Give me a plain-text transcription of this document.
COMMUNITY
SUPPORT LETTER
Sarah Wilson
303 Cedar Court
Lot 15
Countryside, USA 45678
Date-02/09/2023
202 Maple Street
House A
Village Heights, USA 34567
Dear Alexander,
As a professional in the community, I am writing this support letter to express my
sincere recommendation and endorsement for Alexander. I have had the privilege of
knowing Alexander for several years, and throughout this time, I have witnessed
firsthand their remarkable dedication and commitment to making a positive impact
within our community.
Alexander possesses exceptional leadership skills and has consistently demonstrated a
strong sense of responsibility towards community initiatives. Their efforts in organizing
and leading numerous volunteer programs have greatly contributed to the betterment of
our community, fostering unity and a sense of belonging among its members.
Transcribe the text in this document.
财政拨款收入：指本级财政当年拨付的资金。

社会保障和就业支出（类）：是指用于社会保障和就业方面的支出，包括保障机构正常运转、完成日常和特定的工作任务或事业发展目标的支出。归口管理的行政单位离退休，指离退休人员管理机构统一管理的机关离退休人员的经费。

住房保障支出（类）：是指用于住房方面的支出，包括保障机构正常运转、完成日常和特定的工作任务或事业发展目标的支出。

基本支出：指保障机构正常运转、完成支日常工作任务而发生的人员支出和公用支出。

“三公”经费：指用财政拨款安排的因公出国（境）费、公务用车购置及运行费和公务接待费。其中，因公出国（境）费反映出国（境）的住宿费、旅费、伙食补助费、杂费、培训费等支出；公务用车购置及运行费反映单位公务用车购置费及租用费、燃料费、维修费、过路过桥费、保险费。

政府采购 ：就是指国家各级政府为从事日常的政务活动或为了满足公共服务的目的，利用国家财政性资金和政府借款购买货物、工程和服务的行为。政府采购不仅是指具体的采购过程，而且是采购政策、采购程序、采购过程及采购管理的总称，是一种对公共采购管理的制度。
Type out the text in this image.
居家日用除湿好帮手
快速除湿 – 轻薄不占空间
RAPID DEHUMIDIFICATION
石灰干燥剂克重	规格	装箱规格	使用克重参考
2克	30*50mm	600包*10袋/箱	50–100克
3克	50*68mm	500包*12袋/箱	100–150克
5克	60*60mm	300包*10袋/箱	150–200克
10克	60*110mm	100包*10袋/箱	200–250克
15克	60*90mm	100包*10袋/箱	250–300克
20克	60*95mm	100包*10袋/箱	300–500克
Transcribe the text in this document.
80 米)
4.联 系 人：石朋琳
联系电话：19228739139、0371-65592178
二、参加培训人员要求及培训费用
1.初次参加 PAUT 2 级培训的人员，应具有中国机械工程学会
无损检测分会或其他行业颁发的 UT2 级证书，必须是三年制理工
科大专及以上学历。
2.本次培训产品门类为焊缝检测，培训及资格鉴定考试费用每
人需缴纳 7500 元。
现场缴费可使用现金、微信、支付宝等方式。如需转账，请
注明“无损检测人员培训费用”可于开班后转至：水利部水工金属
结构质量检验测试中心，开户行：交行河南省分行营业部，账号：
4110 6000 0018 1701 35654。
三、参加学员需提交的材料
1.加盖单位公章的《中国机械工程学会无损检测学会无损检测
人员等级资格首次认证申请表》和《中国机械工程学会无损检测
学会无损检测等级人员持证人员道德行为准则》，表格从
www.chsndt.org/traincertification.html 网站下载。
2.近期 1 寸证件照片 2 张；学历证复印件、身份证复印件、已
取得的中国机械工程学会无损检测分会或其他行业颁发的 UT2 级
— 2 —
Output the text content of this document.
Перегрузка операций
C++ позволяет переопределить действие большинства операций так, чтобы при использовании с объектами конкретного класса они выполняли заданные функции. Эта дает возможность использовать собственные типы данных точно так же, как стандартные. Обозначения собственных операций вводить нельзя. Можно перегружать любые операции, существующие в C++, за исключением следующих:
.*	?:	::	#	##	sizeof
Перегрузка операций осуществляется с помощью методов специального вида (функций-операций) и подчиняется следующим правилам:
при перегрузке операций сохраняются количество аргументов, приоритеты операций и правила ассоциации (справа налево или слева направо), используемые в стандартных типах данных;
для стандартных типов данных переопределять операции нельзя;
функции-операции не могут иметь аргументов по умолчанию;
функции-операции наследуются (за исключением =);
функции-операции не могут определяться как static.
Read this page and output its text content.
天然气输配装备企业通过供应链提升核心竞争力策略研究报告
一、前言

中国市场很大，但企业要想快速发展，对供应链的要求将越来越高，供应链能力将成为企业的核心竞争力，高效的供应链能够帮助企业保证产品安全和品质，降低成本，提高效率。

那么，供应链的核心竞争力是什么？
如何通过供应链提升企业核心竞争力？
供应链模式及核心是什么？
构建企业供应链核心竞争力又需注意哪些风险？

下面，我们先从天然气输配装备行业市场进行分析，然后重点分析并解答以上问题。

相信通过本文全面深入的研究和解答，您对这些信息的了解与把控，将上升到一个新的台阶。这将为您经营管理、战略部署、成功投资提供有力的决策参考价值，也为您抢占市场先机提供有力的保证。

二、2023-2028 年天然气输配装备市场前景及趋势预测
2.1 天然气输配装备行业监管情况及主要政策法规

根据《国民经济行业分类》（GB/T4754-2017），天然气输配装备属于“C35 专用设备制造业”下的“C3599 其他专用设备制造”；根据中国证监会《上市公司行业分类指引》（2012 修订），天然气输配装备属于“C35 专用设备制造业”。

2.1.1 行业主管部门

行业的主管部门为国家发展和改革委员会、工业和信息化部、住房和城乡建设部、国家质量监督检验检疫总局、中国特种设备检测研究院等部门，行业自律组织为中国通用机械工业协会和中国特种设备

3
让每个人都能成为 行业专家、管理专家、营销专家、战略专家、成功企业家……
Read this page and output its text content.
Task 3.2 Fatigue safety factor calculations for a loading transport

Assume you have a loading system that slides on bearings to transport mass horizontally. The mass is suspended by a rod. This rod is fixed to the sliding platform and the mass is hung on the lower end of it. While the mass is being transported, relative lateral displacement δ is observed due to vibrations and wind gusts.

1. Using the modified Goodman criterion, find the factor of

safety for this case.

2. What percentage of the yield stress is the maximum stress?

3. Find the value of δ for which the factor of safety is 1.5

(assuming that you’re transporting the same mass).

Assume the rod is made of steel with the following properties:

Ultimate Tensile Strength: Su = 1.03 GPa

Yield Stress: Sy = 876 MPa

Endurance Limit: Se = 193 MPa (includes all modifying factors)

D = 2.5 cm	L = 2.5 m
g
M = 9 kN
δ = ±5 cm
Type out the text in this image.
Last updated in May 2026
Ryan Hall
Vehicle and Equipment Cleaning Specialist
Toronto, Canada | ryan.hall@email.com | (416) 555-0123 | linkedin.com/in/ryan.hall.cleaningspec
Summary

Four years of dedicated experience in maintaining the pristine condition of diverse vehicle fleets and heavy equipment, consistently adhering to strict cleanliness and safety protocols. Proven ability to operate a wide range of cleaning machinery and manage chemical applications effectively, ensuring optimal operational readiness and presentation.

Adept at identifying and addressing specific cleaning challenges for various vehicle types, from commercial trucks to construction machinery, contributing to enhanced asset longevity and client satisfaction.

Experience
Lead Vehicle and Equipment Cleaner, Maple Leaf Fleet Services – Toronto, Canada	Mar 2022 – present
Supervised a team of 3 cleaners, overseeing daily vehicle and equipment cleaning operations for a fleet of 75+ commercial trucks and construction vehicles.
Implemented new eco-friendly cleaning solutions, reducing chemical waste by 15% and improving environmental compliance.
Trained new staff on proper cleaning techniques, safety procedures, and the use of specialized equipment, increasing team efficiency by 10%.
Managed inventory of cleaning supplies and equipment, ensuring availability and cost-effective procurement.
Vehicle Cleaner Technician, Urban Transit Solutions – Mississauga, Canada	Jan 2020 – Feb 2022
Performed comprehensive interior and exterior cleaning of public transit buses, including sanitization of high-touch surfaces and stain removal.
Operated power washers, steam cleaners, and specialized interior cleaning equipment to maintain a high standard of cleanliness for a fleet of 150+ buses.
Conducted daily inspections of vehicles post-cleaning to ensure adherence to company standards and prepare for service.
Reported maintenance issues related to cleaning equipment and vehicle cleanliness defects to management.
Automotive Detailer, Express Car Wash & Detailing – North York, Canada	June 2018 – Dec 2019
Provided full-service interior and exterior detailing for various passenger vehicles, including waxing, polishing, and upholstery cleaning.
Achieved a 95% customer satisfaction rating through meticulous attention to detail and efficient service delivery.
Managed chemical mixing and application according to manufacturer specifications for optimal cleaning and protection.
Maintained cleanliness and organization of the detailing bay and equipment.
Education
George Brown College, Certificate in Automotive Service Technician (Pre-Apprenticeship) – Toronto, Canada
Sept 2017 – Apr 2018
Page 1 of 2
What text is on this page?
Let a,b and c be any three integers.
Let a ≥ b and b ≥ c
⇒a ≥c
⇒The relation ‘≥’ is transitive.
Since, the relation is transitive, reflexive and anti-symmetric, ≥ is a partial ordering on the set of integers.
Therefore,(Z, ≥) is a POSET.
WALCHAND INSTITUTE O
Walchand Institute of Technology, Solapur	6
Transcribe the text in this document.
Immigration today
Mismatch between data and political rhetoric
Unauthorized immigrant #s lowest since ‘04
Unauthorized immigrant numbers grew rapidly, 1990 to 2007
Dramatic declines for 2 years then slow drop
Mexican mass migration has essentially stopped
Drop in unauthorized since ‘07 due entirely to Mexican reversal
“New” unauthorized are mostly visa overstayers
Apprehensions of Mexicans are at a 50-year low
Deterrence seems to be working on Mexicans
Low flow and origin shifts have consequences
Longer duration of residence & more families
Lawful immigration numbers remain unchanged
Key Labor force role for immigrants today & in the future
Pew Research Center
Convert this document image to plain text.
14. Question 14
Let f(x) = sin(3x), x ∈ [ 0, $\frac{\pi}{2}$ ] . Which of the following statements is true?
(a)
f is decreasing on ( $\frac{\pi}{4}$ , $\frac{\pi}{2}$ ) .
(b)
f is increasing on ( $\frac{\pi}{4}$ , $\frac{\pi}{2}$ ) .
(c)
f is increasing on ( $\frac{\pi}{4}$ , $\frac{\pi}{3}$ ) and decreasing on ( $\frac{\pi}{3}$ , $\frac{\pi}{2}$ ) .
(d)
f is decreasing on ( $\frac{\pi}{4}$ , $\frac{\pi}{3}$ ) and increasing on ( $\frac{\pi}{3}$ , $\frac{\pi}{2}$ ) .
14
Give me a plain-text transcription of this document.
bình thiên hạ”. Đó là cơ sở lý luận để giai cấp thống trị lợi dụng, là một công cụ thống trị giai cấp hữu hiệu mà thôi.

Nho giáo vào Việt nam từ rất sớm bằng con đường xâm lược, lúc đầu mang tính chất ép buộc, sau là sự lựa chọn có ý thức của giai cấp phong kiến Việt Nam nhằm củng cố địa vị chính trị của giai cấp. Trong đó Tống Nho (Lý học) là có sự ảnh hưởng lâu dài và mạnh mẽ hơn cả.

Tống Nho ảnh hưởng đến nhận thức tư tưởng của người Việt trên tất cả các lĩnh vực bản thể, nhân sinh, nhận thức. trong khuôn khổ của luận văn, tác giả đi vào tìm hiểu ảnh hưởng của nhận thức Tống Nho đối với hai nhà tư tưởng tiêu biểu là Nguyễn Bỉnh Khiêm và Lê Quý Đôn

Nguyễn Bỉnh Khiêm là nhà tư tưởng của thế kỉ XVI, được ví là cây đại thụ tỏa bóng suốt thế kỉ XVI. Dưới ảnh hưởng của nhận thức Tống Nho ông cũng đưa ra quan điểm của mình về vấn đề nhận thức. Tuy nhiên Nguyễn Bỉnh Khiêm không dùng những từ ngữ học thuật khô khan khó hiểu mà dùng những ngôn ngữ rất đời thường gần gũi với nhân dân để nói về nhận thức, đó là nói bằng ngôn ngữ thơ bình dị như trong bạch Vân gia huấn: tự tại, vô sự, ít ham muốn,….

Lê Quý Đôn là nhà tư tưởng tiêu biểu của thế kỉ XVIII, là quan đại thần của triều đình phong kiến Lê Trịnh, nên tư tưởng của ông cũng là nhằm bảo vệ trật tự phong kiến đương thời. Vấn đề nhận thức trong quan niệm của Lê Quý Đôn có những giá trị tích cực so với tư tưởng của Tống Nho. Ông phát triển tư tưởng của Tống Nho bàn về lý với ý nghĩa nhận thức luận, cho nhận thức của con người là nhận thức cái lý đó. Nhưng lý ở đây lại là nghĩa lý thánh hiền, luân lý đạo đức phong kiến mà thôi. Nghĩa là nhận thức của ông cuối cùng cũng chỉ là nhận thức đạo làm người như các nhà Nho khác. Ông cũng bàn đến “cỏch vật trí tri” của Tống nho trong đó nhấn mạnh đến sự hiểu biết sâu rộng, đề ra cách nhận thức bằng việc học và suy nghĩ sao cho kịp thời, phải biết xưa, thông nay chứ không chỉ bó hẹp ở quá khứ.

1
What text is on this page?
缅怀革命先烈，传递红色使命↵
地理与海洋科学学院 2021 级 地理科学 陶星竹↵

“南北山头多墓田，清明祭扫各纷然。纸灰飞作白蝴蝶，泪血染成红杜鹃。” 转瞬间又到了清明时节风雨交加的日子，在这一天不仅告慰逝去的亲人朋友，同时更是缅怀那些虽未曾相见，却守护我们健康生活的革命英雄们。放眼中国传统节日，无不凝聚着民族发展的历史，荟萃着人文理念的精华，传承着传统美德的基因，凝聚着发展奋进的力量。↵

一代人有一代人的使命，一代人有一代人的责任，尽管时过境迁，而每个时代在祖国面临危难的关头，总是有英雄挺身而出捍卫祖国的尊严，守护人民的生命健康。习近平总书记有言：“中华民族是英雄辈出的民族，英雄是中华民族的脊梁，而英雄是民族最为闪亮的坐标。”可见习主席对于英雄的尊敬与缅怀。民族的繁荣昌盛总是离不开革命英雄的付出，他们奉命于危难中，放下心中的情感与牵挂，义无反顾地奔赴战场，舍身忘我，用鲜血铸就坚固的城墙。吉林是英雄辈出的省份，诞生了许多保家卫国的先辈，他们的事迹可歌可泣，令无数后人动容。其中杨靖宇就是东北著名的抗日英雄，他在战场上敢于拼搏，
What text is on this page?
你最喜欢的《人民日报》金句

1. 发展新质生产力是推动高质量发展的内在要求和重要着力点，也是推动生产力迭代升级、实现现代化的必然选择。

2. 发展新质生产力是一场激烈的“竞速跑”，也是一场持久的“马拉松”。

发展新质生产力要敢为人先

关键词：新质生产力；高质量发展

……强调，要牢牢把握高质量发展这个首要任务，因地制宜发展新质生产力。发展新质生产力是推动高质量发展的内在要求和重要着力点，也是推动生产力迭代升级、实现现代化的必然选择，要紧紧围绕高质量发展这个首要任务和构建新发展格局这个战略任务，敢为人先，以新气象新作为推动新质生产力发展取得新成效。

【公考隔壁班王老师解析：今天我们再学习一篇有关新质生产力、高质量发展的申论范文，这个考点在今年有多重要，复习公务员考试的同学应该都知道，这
■ ■ ■ ■ ■
Aim: Identify the lines that contain the string "Toronto", and copy every one of them.

The answer:
Toronto, Canada | ryan.hall@email.com | (416) 555-0123 | linkedin.com/in/ryan.hall.cleaningspec
Lead Vehicle and Equipment Cleaner, Maple Leaf Fleet Services – Toronto, Canada	Mar 2022 – present
George Brown College, Certificate in Automotive Service Technician (Pre-Apprenticeship) – Toronto, Canada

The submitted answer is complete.